#### [Stated goal]
Extract all lines that hold "dispositivo" from the records below.

#### [Information provided]
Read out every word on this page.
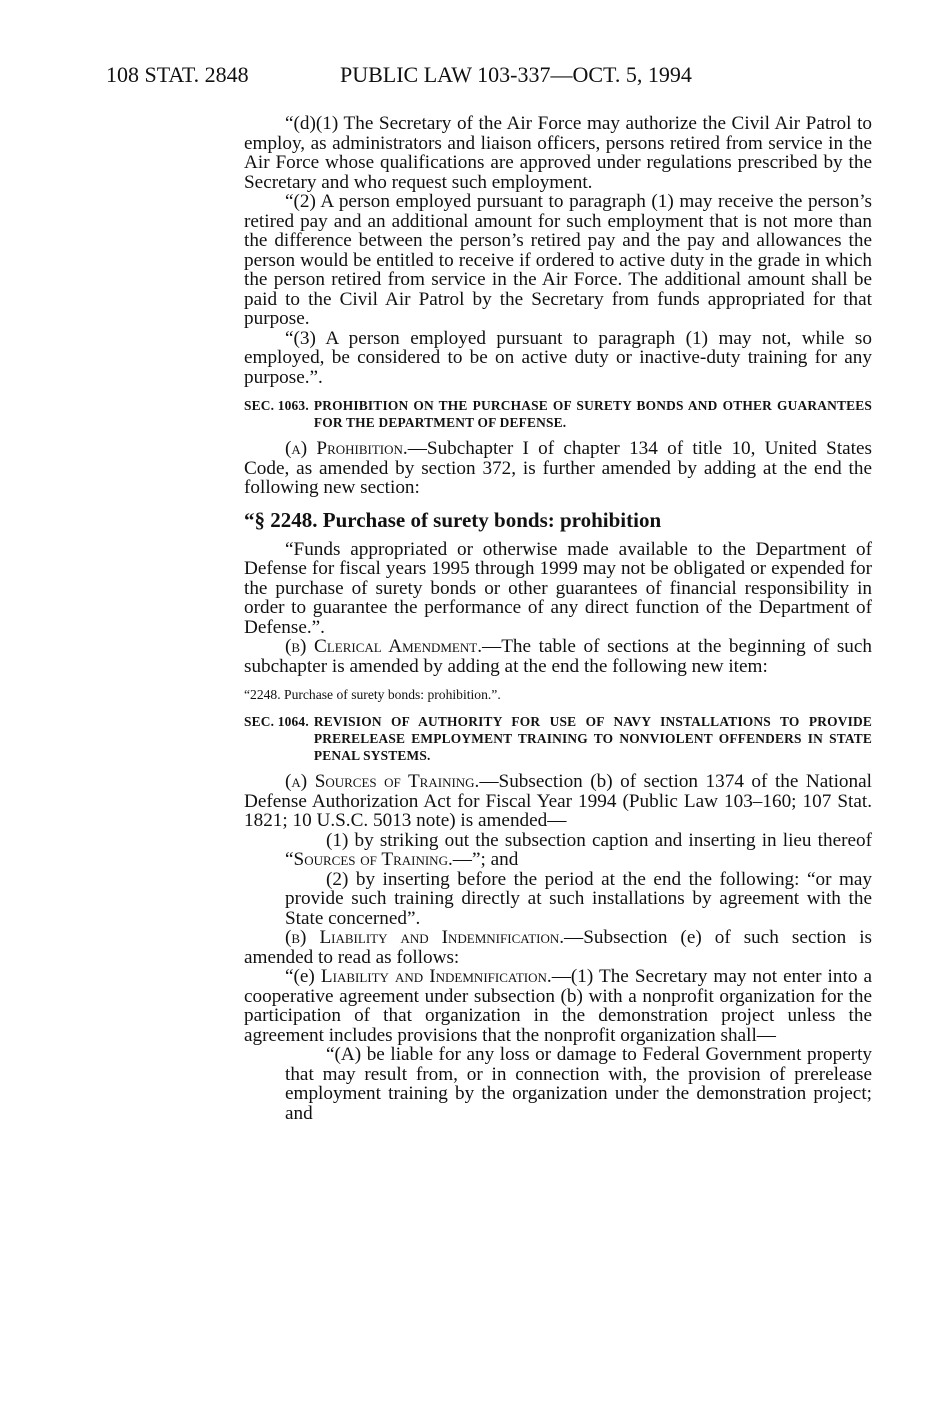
108 STAT. 2848	PUBLIC LAW 103-337—OCT. 5, 1994

“(d)(1) The Secretary of the Air Force may authorize the Civil Air Patrol to employ, as administrators and liaison officers, persons retired from service in the Air Force whose qualifications are approved under regulations prescribed by the Secretary and who request such employment.

“(2) A person employed pursuant to paragraph (1) may receive the person’s retired pay and an additional amount for such employment that is not more than the difference between the person’s retired pay and the pay and allowances the person would be entitled to receive if ordered to active duty in the grade in which the person retired from service in the Air Force. The additional amount shall be paid to the Civil Air Patrol by the Secretary from funds appropriated for that purpose.

“(3) A person employed pursuant to paragraph (1) may not, while so employed, be considered to be on active duty or inactive-duty training for any purpose.”.

SEC. 1063. PROHIBITION ON THE PURCHASE OF SURETY BONDS AND OTHER GUARANTEES FOR THE DEPARTMENT OF DEFENSE.

(a) Prohibition.—Subchapter I of chapter 134 of title 10, United States Code, as amended by section 372, is further amended by adding at the end the following new section:

“§ 2248. Purchase of surety bonds: prohibition

“Funds appropriated or otherwise made available to the Department of Defense for fiscal years 1995 through 1999 may not be obligated or expended for the purchase of surety bonds or other guarantees of financial responsibility in order to guarantee the performance of any direct function of the Department of Defense.”.

(b) Clerical Amendment.—The table of sections at the beginning of such subchapter is amended by adding at the end the following new item:

“2248. Purchase of surety bonds: prohibition.”.

SEC. 1064. REVISION OF AUTHORITY FOR USE OF NAVY INSTALLATIONS TO PROVIDE PRERELEASE EMPLOYMENT TRAINING TO NONVIOLENT OFFENDERS IN STATE PENAL SYSTEMS.

(a) Sources of Training.—Subsection (b) of section 1374 of the National Defense Authorization Act for Fiscal Year 1994 (Public Law 103–160; 107 Stat. 1821; 10 U.S.C. 5013 note) is amended—

(1) by striking out the subsection caption and inserting in lieu thereof “Sources of Training.—”; and

(2) by inserting before the period at the end the following: “or may provide such training directly at such installations by agreement with the State concerned”.

(b) Liability and Indemnification.—Subsection (e) of such section is amended to read as follows:

“(e) Liability and Indemnification.—(1) The Secretary may not enter into a cooperative agreement under subsection (b) with a nonprofit organization for the participation of that organization in the demonstration project unless the agreement includes provisions that the nonprofit organization shall—

“(A) be liable for any loss or damage to Federal Government property that may result from, or in connection with, the provision of prerelease employment training by the organization under the demonstration project; and
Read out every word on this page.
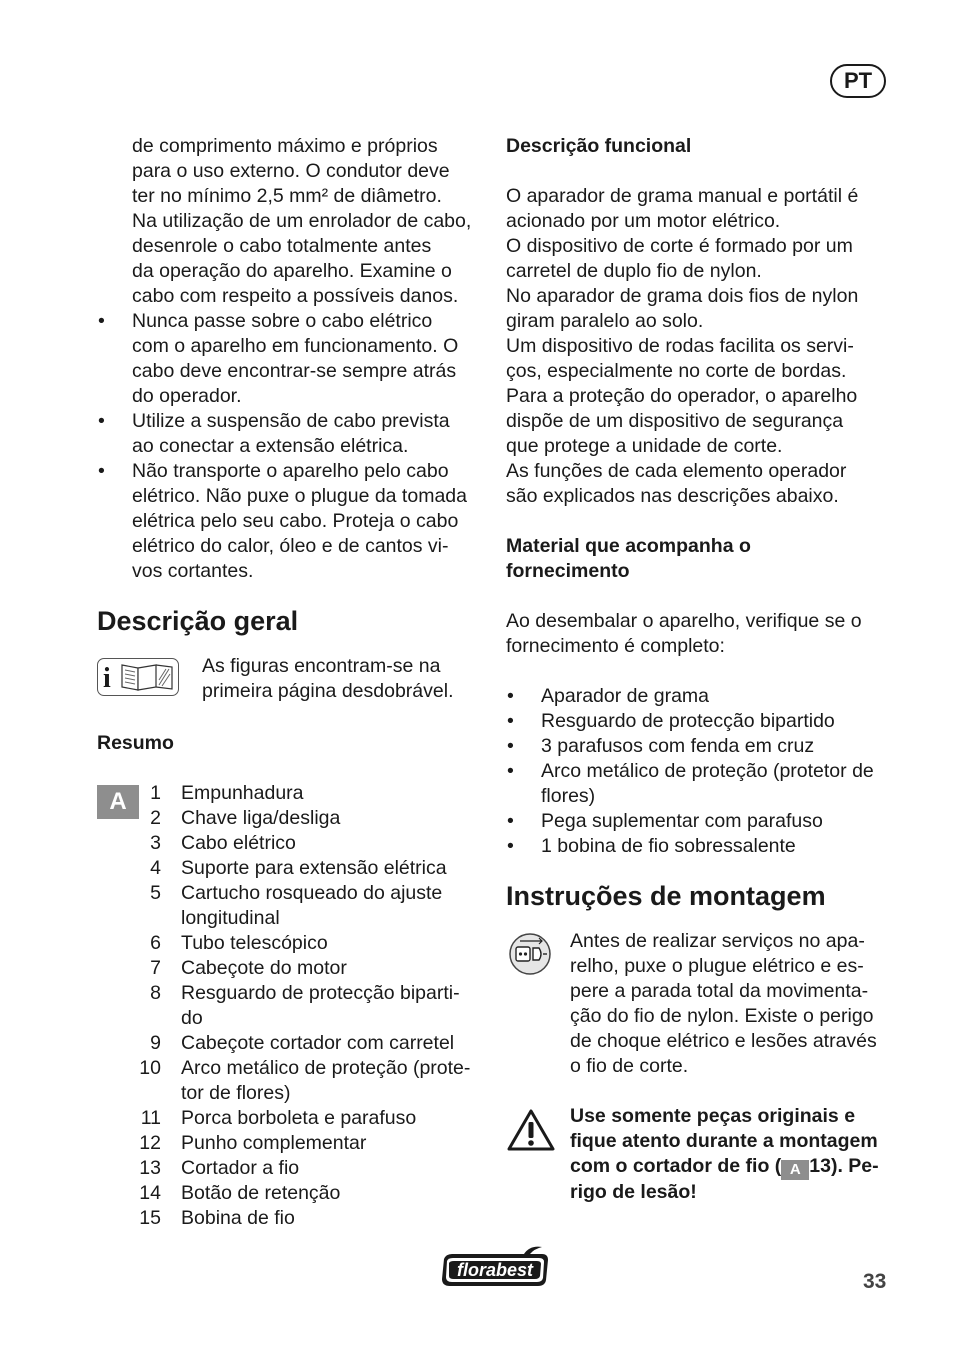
PT
de comprimento máximo e próprios
para o uso externo. O condutor deve
ter no mínimo 2,5 mm² de diâmetro.
Na utilização de um enrolador de cabo,
desenrole o cabo totalmente antes
da operação do aparelho. Examine o
cabo com respeito a possíveis danos.
• Nunca passe sobre o cabo elétrico
com o aparelho em funcionamento. O
cabo deve encontrar-se sempre atrás
do operador.
• Utilize a suspensão de cabo prevista
ao conectar a extensão elétrica.
• Não transporte o aparelho pelo cabo
elétrico. Não puxe o plugue da tomada
elétrica pelo seu cabo. Proteja o cabo
elétrico do calor, óleo e de cantos vi-
vos cortantes.
Descrição geral
i	As figuras encontram-se na
primeira página desdobrável.
Resumo
A	1 Empunhadura
2 Chave liga/desliga
3 Cabo elétrico
4 Suporte para extensão elétrica
5 Cartucho rosqueado do ajuste
longitudinal
6 Tubo telescópico
7 Cabeçote do motor
8 Resguardo de protecção biparti-
do
9 Cabeçote cortador com carretel
10 Arco metálico de proteção (prote-
tor de flores)
11 Porca borboleta e parafuso
12 Punho complementar
13 Cortador a fio
14 Botão de retenção
15 Bobina de fio
Descrição funcional
O aparador de grama manual e portátil é
acionado por um motor elétrico.
O dispositivo de corte é formado por um
carretel de duplo fio de nylon.
No aparador de grama dois fios de nylon
giram paralelo ao solo.
Um dispositivo de rodas facilita os servi-
ços, especialmente no corte de bordas.
Para a proteção do operador, o aparelho
dispõe de um dispositivo de segurança
que protege a unidade de corte.
As funções de cada elemento operador
são explicados nas descrições abaixo.
Material que acompanha o
fornecimento
Ao desembalar o aparelho, verifique se o
fornecimento é completo:
• Aparador de grama
• Resguardo de protecção bipartido
• 3 parafusos com fenda em cruz
• Arco metálico de proteção (protetor de
flores)
• Pega suplementar com parafuso
• 1 bobina de fio sobressalente
Instruções de montagem
Antes de realizar serviços no apa-
relho, puxe o plugue elétrico e es-
pere a parada total da movimenta-
ção do fio de nylon. Existe o perigo
de choque elétrico e lesões através
o fio de corte.
Use somente peças originais e
fique atento durante a montagem
com o cortador de fio ( A 13). Pe-
rigo de lesão!
florabest	33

#### [Worked answer]
O dispositivo de corte é formado por um
Um dispositivo de rodas facilita os servi-
dispõe de um dispositivo de segurança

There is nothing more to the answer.